** BEGIN TASK INPUTS **
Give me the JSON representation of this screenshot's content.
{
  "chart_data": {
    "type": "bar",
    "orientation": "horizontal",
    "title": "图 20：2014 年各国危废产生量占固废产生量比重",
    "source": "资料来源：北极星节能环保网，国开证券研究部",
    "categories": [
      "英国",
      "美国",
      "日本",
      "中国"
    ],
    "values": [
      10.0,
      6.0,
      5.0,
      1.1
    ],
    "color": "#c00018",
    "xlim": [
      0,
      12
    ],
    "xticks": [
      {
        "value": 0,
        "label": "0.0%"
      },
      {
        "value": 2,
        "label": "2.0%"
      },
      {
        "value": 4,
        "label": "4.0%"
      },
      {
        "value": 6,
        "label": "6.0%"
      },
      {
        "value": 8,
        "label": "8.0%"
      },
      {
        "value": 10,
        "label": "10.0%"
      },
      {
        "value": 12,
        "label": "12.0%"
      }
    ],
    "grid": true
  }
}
** END TASK INPUTS **
OBJECTIVE >> Pull out all lines containing "label".

ANSWER TO THIS TASK >>
        "label": "0.0%"
        "label": "2.0%"
        "label": "4.0%"
        "label": "6.0%"
        "label": "8.0%"
        "label": "10.0%"
        "label": "12.0%"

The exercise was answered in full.